** START OF Records for the task **

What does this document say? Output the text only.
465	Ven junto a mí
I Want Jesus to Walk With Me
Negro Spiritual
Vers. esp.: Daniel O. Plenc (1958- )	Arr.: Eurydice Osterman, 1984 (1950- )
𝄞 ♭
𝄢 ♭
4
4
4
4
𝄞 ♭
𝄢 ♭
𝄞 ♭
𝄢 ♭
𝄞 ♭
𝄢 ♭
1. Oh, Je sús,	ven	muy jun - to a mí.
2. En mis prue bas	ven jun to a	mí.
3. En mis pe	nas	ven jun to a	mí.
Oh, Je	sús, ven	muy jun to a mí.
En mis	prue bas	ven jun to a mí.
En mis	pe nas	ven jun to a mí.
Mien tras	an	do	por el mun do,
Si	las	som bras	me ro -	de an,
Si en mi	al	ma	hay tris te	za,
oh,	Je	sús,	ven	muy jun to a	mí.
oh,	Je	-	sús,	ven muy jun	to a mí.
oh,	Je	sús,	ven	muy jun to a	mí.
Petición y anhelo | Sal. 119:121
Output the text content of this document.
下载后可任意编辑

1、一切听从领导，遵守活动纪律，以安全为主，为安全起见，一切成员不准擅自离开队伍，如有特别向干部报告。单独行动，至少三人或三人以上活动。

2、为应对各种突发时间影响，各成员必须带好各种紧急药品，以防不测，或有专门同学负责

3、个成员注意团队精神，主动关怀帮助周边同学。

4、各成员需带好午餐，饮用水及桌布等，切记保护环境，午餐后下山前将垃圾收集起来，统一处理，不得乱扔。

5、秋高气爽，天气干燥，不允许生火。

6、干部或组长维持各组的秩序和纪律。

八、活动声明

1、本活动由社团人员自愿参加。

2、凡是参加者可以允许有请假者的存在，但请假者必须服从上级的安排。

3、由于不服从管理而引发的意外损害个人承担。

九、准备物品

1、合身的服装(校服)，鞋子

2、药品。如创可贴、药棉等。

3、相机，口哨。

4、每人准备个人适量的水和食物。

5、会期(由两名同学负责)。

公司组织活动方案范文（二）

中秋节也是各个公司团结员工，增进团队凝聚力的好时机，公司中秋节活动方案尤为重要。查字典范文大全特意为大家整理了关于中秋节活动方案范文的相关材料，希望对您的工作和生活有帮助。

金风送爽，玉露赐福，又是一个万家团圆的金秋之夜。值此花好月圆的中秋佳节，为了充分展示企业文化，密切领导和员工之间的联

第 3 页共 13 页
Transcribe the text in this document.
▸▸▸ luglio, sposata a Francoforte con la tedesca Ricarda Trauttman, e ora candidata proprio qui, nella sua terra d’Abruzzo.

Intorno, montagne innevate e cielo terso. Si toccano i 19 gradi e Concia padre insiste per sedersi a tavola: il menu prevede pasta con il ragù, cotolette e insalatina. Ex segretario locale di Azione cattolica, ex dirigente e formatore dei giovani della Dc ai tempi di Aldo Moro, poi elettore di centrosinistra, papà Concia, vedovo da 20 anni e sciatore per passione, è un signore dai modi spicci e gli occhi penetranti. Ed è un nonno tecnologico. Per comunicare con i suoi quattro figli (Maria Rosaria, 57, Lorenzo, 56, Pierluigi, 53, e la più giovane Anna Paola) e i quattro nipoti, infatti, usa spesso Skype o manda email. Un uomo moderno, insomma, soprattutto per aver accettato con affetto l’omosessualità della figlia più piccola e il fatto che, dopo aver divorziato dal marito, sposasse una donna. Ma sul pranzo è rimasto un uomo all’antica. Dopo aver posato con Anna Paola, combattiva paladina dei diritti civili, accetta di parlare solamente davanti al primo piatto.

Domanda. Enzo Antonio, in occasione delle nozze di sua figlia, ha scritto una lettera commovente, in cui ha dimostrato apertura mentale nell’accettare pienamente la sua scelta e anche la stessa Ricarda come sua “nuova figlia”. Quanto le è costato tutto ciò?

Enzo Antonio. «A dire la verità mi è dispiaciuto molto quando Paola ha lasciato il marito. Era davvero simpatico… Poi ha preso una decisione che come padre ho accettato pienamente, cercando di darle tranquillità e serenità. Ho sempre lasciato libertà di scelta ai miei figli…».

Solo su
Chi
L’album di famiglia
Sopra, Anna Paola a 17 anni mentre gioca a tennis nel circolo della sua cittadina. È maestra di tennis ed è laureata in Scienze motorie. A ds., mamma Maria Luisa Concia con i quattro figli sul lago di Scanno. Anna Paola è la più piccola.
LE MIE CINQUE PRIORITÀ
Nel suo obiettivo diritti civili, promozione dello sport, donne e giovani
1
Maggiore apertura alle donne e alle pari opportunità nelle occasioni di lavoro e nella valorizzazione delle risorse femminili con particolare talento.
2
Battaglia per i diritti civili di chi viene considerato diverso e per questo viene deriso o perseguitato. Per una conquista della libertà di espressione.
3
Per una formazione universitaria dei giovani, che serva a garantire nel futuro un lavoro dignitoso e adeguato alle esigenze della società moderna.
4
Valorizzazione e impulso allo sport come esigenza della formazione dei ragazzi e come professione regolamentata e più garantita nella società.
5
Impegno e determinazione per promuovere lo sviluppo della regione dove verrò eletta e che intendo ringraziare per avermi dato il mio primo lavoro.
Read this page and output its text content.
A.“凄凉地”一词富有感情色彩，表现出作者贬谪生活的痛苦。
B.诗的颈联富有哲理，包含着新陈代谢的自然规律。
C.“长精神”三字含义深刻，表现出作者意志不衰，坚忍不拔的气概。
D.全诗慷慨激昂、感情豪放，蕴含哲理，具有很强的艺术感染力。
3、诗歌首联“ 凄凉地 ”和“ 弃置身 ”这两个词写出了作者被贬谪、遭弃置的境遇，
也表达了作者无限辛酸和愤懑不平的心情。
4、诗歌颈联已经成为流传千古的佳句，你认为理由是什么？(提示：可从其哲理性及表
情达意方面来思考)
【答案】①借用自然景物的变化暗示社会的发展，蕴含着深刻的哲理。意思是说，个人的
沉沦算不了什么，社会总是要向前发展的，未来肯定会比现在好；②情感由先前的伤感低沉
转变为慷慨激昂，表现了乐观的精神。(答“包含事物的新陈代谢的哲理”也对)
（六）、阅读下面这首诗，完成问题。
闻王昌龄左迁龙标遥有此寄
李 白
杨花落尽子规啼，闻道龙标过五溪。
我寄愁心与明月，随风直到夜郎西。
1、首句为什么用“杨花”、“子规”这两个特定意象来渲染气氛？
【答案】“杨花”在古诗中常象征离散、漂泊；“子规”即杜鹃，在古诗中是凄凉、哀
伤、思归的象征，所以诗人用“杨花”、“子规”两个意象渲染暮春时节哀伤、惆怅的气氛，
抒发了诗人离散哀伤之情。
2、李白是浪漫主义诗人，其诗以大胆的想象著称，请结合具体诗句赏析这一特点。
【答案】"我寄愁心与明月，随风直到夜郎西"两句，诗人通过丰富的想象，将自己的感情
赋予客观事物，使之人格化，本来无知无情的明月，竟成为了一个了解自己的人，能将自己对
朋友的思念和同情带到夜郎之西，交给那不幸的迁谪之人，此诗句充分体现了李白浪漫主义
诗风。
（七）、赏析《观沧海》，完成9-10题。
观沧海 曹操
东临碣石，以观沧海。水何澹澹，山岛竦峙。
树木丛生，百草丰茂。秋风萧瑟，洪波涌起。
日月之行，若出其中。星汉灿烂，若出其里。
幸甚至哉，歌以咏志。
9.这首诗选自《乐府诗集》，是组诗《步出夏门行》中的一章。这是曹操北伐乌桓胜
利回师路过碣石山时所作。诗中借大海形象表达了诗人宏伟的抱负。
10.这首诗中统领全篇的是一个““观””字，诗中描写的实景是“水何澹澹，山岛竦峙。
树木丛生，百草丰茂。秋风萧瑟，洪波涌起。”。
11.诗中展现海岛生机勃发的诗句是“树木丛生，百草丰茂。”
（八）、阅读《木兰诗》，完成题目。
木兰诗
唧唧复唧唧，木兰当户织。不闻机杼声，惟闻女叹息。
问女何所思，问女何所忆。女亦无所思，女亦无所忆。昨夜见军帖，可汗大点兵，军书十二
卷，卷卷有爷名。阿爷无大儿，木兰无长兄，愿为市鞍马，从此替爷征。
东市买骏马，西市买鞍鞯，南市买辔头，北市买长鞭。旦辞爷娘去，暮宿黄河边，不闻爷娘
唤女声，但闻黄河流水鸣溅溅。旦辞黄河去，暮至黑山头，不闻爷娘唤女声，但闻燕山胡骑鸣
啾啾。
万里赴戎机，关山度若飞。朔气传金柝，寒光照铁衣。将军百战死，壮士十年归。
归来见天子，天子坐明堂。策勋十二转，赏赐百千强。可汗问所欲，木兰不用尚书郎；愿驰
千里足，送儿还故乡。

** END OF Records for the task **

**Exercise prompt**
Copy every line from the records above that contains the word "秋风萧瑟".

**Answer to the task**
树木丛生，百草丰茂。秋风萧瑟，洪波涌起。
树木丛生，百草丰茂。秋风萧瑟，洪波涌起。”。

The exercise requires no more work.